→ Aim
Copy all lines below containing "resistor".

Stored items
☆ ☆ ☆
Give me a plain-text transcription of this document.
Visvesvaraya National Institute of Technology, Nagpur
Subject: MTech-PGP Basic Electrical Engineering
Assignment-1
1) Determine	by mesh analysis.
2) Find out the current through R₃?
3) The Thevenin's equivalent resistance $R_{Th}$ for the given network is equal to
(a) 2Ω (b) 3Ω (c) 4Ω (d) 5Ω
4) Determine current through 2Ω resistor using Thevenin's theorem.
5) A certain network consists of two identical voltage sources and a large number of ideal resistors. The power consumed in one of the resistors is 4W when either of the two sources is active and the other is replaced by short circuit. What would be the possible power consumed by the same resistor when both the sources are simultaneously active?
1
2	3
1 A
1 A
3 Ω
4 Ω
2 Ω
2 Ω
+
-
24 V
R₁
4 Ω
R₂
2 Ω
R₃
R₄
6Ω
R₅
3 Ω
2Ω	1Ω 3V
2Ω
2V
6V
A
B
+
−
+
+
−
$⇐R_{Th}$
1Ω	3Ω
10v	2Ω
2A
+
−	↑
☆ ☆ ☆
→ Output below
4) Determine current through 2Ω resistor using Thevenin's theorem.
5) A certain network consists of two identical voltage sources and a large number of ideal resistors. The power consumed in one of the resistors is 4W when either of the two sources is active and the other is replaced by short circuit. What would be the possible power consumed by the same resistor when both the sources are simultaneously active?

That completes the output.